### PROBLEM DETAILS
Copy, from the entries below, each line in which the string "posseggono" appears.

(Source records)
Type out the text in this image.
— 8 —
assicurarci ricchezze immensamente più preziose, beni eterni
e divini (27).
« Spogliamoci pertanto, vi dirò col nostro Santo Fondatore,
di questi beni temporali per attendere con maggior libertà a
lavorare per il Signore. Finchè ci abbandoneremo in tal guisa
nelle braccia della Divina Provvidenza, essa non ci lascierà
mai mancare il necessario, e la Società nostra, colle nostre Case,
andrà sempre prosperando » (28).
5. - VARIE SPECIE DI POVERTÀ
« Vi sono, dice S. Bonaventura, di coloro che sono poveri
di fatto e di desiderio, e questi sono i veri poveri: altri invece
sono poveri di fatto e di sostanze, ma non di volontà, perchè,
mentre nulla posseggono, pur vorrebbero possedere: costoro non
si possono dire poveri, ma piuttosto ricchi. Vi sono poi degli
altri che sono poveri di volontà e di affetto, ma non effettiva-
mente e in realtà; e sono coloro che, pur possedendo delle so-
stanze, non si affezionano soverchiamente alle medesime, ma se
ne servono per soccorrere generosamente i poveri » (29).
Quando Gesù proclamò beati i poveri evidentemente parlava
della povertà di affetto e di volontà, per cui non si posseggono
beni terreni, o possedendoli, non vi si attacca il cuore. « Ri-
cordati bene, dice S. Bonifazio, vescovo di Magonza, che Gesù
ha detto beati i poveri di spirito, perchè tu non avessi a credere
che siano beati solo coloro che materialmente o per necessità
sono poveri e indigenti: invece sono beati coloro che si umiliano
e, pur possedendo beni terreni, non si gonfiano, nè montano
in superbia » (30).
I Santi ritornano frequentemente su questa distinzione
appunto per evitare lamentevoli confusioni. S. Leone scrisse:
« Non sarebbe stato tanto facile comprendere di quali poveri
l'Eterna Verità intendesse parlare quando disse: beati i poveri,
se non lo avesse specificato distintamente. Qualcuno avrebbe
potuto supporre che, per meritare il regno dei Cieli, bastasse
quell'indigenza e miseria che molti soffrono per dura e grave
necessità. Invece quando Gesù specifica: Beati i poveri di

### RESULT OF THIS TASK
mentre nulla posseggono, pur vorrebbero possedere: costoro non
della povertà di affetto e di volontà, per cui non si posseggono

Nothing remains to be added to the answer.